TASK GOAL: Quote the part of the rate-constant solution that opens with the words containing "The energy of" and closes with "8.314 J/K mol)", reproducing it character for character.

SELECTED EXCERPT below:

Question

Solve

The energy of activation for a first-order reaction is 104 kJ/mol. The rate constant at 25°C is 3.7 × 10^–5 s ^–1. What is the rate constant at 30°C? (R = 8.314 J/K mol)

Answer 1

Given:

Activation energy (E_a) = 104 kJ mol^-1 = 104 × 10³ J mol^-1

Rate constant (k₁) = ${\displaystyle 3.7\times {10}^{-5}{\text{s}}^{-1}}$

Temperatures; T₁ = 25 + 273 = 298 K, T₂ = 30 + 273 = 303 K

R = 8.314 J K^-1 mol^-1

To find:

Rate constant (k₂) at 30°C

Formula:

${\displaystyle {\text{log}}_{10}\frac{{\text{k}}_2}{{\text{k}}_1}=\frac{{\text{E}}_{\text{a}}}{2.303\text{R}}\left(\frac{{\text{T}}_2-{\text{T}}_1}{{\text{T}}_2{\text{T}}_1}\right)}$

Calculation: 

${\displaystyle {\text{log}}_{10}\frac{{\text{k}}_2}{3.7\times {10}^{-5}{\text{s}}^{-1}}=\frac{104\times {10}^3\text{J} {\text{mol}}^{-1}}{2.303\times 8.314\text{J} {\text{K}}^{-1}{\text{mol}}^{-1}}\left(\frac{303\text{K}-298\text{K}}{303\text{K}\times 298\text{K}}\right)}$

∴ ${\displaystyle {\text{log}}_{10} \frac{{\text{k}}_2}{3.7\times {10}^{-5}{\text{s}}^{-1}}=\frac{104000}{2.303\times 8.314}\times \frac{5}{303\times 298}}$

∴ ${\displaystyle {\text{log}}_{10}\frac{{\text{k}}_2}{3.7\times {10}^{-5}{\text{s}}^{-1}}=0.301}$

∴ ${\displaystyle \frac{{\text{k}}_2}{3.7\times {10}^{-5}{\text{s}}^{-1}}}$ = antilog(0.301) = 2.00

k₂ = ${\displaystyle 2.00\times 3.7\times {10}^{-5}{\text{s}}^{-1}=7.4\times {10}^{-5}{\text{s}}^{-1}}$

The rate constant of the reaction is ${\displaystyle 7.4\times {10}^{-5}{\text{s}}^{-1}}$.

End of SELECTED EXCERPT.
ENTRIES SUPPLIED below:

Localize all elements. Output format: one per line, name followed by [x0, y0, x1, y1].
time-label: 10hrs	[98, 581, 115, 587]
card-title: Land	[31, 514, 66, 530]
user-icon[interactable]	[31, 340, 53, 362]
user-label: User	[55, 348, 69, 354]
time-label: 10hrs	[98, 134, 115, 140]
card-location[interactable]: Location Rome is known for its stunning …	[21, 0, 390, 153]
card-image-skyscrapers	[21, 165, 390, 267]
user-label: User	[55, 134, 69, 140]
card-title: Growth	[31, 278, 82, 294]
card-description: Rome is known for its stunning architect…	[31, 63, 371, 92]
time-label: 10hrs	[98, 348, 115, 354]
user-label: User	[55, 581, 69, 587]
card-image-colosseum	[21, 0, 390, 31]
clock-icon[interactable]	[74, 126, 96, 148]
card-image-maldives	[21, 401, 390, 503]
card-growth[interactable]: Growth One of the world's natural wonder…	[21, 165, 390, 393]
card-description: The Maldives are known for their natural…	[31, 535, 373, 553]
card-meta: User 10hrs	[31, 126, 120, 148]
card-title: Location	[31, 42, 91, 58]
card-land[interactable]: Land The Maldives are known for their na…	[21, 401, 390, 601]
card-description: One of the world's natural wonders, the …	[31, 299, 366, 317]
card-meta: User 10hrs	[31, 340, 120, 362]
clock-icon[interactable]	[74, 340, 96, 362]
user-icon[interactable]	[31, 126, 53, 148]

End of ENTRIES SUPPLIED.

RESPONSE BOX:
The energy of activation for a first-order reaction is 104 kJ/mol. The rate constant at 25°C is 3.7 × 10^–5 s ^–1. What is the rate constant at 30°C? (R = 8.314 J/K mol)